WORK INSTRUCTIONS » Transcribe each line exactly.

GIVEN RECORDS »
****
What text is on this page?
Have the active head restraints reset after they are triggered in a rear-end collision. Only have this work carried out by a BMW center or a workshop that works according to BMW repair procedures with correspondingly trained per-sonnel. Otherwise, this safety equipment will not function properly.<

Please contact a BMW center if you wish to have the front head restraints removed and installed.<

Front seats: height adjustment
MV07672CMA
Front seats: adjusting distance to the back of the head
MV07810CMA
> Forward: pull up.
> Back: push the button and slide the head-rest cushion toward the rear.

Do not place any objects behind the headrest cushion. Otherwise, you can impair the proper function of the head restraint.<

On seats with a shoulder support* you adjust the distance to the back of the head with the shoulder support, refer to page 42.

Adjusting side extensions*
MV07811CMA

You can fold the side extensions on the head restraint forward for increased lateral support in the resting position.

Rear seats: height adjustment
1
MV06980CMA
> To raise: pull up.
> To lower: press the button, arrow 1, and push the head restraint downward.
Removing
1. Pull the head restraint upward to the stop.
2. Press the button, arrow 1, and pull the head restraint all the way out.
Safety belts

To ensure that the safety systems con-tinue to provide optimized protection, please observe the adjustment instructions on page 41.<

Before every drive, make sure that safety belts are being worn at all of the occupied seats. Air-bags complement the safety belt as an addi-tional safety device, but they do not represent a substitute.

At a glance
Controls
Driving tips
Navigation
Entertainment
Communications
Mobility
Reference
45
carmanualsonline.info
****
FULL OUTPUT »
What text is on this page?
Have the active head restraints reset after they are triggered in a rear-end collision. Only have this work carried out by a BMW center or a workshop that works according to BMW repair procedures with correspondingly trained per-sonnel. Otherwise, this safety equipment will not function properly.<

Please contact a BMW center if you wish to have the front head restraints removed and installed.<

Front seats: height adjustment
MV07672CMA
Front seats: adjusting distance to the back of the head
MV07810CMA
> Forward: pull up.
> Back: push the button and slide the head-rest cushion toward the rear.

Do not place any objects behind the headrest cushion. Otherwise, you can impair the proper function of the head restraint.<

On seats with a shoulder support* you adjust the distance to the back of the head with the shoulder support, refer to page 42.

Adjusting side extensions*
MV07811CMA

You can fold the side extensions on the head restraint forward for increased lateral support in the resting position.

Rear seats: height adjustment
1
MV06980CMA
> To raise: pull up.
> To lower: press the button, arrow 1, and push the head restraint downward.
Removing
1. Pull the head restraint upward to the stop.
2. Press the button, arrow 1, and pull the head restraint all the way out.
Safety belts

To ensure that the safety systems con-tinue to provide optimized protection, please observe the adjustment instructions on page 41.<

Before every drive, make sure that safety belts are being worn at all of the occupied seats. Air-bags complement the safety belt as an addi-tional safety device, but they do not represent a substitute.

At a glance
Controls
Driving tips
Navigation
Entertainment
Communications
Mobility
Reference
45
carmanualsonline.info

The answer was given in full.